* Provided data
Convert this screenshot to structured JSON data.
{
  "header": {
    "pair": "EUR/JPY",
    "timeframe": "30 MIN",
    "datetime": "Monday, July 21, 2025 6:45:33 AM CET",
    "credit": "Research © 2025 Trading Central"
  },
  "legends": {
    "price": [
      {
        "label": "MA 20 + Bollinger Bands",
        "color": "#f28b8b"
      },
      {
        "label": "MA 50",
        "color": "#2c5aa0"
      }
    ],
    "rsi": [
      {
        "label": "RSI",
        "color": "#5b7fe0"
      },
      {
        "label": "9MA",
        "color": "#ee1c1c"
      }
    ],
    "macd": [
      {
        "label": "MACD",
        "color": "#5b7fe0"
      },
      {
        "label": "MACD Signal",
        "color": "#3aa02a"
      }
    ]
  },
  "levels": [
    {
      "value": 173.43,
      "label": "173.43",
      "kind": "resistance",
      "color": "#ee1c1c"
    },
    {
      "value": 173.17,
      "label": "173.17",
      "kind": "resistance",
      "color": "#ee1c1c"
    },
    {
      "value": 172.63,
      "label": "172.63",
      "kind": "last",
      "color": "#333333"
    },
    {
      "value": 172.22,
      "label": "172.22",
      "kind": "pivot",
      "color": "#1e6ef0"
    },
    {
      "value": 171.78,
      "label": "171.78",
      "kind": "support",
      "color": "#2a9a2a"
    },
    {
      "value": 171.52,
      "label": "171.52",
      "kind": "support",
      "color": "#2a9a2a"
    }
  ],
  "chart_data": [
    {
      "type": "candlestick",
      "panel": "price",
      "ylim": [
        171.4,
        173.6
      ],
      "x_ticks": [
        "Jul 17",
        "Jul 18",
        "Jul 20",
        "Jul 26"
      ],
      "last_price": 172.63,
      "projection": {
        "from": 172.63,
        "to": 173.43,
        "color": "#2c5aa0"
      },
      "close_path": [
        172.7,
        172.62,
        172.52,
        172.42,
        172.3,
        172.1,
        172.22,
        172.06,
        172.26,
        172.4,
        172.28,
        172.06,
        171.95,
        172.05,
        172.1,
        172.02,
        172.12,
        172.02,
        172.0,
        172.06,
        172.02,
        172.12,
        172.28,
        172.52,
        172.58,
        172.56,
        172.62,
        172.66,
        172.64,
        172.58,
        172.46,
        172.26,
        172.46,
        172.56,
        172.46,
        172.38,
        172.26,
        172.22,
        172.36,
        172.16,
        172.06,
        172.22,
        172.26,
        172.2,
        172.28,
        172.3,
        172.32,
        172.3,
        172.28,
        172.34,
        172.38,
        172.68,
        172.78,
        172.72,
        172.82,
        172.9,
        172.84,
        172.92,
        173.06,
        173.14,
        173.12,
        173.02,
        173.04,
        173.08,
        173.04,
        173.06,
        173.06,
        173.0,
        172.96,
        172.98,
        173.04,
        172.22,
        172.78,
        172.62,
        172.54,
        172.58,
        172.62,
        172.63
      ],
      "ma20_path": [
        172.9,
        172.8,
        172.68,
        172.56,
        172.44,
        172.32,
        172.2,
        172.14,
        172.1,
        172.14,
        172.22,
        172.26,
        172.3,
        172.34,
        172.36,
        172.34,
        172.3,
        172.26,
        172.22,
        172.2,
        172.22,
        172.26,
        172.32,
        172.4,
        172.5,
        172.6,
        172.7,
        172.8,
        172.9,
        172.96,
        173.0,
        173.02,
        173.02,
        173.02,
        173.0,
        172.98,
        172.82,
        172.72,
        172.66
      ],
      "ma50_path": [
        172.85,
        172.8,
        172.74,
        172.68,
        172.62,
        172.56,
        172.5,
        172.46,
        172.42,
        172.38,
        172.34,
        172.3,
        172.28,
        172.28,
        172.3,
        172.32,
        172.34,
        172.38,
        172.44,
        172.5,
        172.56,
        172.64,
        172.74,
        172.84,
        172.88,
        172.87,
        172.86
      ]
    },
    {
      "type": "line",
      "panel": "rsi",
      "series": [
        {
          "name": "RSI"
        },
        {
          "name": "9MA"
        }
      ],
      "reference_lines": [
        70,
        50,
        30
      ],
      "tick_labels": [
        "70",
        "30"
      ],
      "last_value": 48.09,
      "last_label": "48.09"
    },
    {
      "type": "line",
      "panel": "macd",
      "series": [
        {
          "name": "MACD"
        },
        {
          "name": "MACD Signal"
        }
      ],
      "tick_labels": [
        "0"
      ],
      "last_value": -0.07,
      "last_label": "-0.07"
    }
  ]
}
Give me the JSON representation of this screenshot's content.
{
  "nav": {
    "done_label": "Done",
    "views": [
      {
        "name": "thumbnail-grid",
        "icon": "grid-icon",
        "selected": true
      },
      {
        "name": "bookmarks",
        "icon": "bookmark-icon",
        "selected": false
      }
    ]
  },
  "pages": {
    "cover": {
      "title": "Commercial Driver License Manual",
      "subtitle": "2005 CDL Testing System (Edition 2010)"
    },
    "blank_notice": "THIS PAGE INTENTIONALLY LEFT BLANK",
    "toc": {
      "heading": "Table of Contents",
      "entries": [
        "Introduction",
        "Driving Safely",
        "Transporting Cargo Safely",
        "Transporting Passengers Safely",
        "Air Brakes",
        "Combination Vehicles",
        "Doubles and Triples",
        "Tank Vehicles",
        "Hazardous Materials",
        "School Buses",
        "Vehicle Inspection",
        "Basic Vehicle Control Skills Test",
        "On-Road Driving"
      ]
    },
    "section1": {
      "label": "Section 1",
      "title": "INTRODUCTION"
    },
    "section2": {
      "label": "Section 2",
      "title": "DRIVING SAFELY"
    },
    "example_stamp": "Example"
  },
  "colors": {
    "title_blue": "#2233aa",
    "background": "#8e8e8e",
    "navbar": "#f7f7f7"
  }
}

* What you have to do
All of the lines above need to be given again exactly.

* In response
Convert this screenshot to structured JSON data.
{
  "header": {
    "pair": "EUR/JPY",
    "timeframe": "30 MIN",
    "datetime": "Monday, July 21, 2025 6:45:33 AM CET",
    "credit": "Research © 2025 Trading Central"
  },
  "legends": {
    "price": [
      {
        "label": "MA 20 + Bollinger Bands",
        "color": "#f28b8b"
      },
      {
        "label": "MA 50",
        "color": "#2c5aa0"
      }
    ],
    "rsi": [
      {
        "label": "RSI",
        "color": "#5b7fe0"
      },
      {
        "label": "9MA",
        "color": "#ee1c1c"
      }
    ],
    "macd": [
      {
        "label": "MACD",
        "color": "#5b7fe0"
      },
      {
        "label": "MACD Signal",
        "color": "#3aa02a"
      }
    ]
  },
  "levels": [
    {
      "value": 173.43,
      "label": "173.43",
      "kind": "resistance",
      "color": "#ee1c1c"
    },
    {
      "value": 173.17,
      "label": "173.17",
      "kind": "resistance",
      "color": "#ee1c1c"
    },
    {
      "value": 172.63,
      "label": "172.63",
      "kind": "last",
      "color": "#333333"
    },
    {
      "value": 172.22,
      "label": "172.22",
      "kind": "pivot",
      "color": "#1e6ef0"
    },
    {
      "value": 171.78,
      "label": "171.78",
      "kind": "support",
      "color": "#2a9a2a"
    },
    {
      "value": 171.52,
      "label": "171.52",
      "kind": "support",
      "color": "#2a9a2a"
    }
  ],
  "chart_data": [
    {
      "type": "candlestick",
      "panel": "price",
      "ylim": [
        171.4,
        173.6
      ],
      "x_ticks": [
        "Jul 17",
        "Jul 18",
        "Jul 20",
        "Jul 26"
      ],
      "last_price": 172.63,
      "projection": {
        "from": 172.63,
        "to": 173.43,
        "color": "#2c5aa0"
      },
      "close_path": [
        172.7,
        172.62,
        172.52,
        172.42,
        172.3,
        172.1,
        172.22,
        172.06,
        172.26,
        172.4,
        172.28,
        172.06,
        171.95,
        172.05,
        172.1,
        172.02,
        172.12,
        172.02,
        172.0,
        172.06,
        172.02,
        172.12,
        172.28,
        172.52,
        172.58,
        172.56,
        172.62,
        172.66,
        172.64,
        172.58,
        172.46,
        172.26,
        172.46,
        172.56,
        172.46,
        172.38,
        172.26,
        172.22,
        172.36,
        172.16,
        172.06,
        172.22,
        172.26,
        172.2,
        172.28,
        172.3,
        172.32,
        172.3,
        172.28,
        172.34,
        172.38,
        172.68,
        172.78,
        172.72,
        172.82,
        172.9,
        172.84,
        172.92,
        173.06,
        173.14,
        173.12,
        173.02,
        173.04,
        173.08,
        173.04,
        173.06,
        173.06,
        173.0,
        172.96,
        172.98,
        173.04,
        172.22,
        172.78,
        172.62,
        172.54,
        172.58,
        172.62,
        172.63
      ],
      "ma20_path": [
        172.9,
        172.8,
        172.68,
        172.56,
        172.44,
        172.32,
        172.2,
        172.14,
        172.1,
        172.14,
        172.22,
        172.26,
        172.3,
        172.34,
        172.36,
        172.34,
        172.3,
        172.26,
        172.22,
        172.2,
        172.22,
        172.26,
        172.32,
        172.4,
        172.5,
        172.6,
        172.7,
        172.8,
        172.9,
        172.96,
        173.0,
        173.02,
        173.02,
        173.02,
        173.0,
        172.98,
        172.82,
        172.72,
        172.66
      ],
      "ma50_path": [
        172.85,
        172.8,
        172.74,
        172.68,
        172.62,
        172.56,
        172.5,
        172.46,
        172.42,
        172.38,
        172.34,
        172.3,
        172.28,
        172.28,
        172.3,
        172.32,
        172.34,
        172.38,
        172.44,
        172.5,
        172.56,
        172.64,
        172.74,
        172.84,
        172.88,
        172.87,
        172.86
      ]
    },
    {
      "type": "line",
      "panel": "rsi",
      "series": [
        {
          "name": "RSI"
        },
        {
          "name": "9MA"
        }
      ],
      "reference_lines": [
        70,
        50,
        30
      ],
      "tick_labels": [
        "70",
        "30"
      ],
      "last_value": 48.09,
      "last_label": "48.09"
    },
    {
      "type": "line",
      "panel": "macd",
      "series": [
        {
          "name": "MACD"
        },
        {
          "name": "MACD Signal"
        }
      ],
      "tick_labels": [
        "0"
      ],
      "last_value": -0.07,
      "last_label": "-0.07"
    }
  ]
}
Give me the JSON representation of this screenshot's content.
{
  "nav": {
    "done_label": "Done",
    "views": [
      {
        "name": "thumbnail-grid",
        "icon": "grid-icon",
        "selected": true
      },
      {
        "name": "bookmarks",
        "icon": "bookmark-icon",
        "selected": false
      }
    ]
  },
  "pages": {
    "cover": {
      "title": "Commercial Driver License Manual",
      "subtitle": "2005 CDL Testing System (Edition 2010)"
    },
    "blank_notice": "THIS PAGE INTENTIONALLY LEFT BLANK",
    "toc": {
      "heading": "Table of Contents",
      "entries": [
        "Introduction",
        "Driving Safely",
        "Transporting Cargo Safely",
        "Transporting Passengers Safely",
        "Air Brakes",
        "Combination Vehicles",
        "Doubles and Triples",
        "Tank Vehicles",
        "Hazardous Materials",
        "School Buses",
        "Vehicle Inspection",
        "Basic Vehicle Control Skills Test",
        "On-Road Driving"
      ]
    },
    "section1": {
      "label": "Section 1",
      "title": "INTRODUCTION"
    },
    "section2": {
      "label": "Section 2",
      "title": "DRIVING SAFELY"
    },
    "example_stamp": "Example"
  },
  "colors": {
    "title_blue": "#2233aa",
    "background": "#8e8e8e",
    "navbar": "#f7f7f7"
  }
}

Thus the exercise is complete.